Your goal: In the entries below, count the lines holding "Model". Reply with the number only.

Dataset items:
◇ ◇ ◇

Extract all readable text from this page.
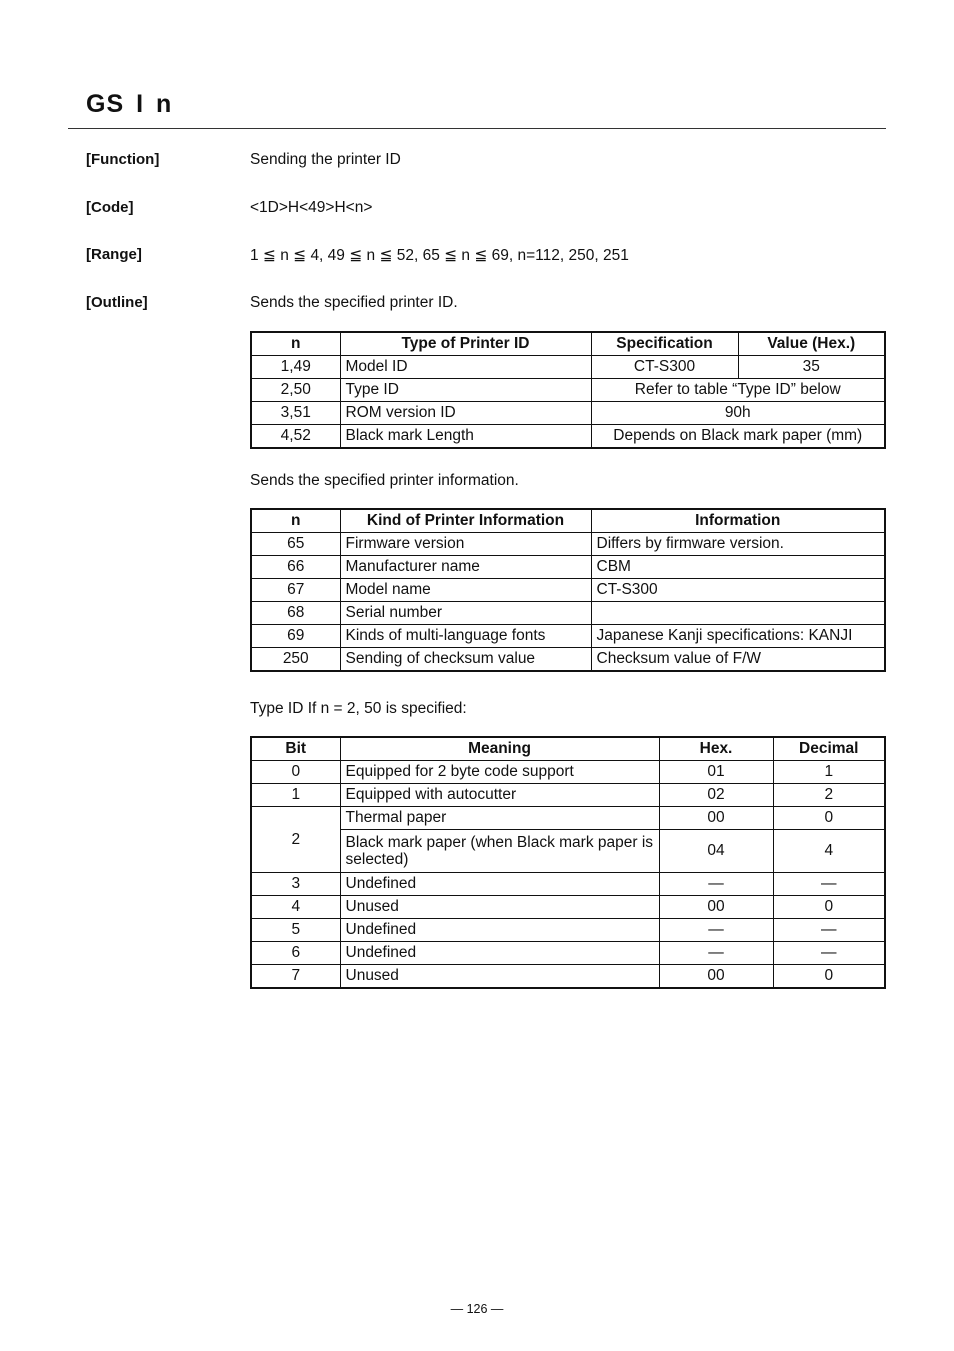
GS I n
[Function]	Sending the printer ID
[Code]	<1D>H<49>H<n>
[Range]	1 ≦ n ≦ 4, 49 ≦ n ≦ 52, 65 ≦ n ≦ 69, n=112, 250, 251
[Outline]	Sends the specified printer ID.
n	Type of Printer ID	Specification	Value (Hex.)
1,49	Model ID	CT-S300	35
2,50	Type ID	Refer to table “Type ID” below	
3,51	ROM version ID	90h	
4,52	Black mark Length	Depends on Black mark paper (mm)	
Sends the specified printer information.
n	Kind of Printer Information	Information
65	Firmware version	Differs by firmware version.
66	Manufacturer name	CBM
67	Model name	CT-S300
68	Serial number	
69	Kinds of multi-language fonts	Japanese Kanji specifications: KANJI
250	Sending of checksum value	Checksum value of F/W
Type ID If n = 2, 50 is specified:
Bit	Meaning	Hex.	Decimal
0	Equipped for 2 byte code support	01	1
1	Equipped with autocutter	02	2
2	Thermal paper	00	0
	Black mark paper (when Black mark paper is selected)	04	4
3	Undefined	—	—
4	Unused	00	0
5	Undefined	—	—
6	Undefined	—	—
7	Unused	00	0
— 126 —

◇ ◇ ◇

Response to the task: 2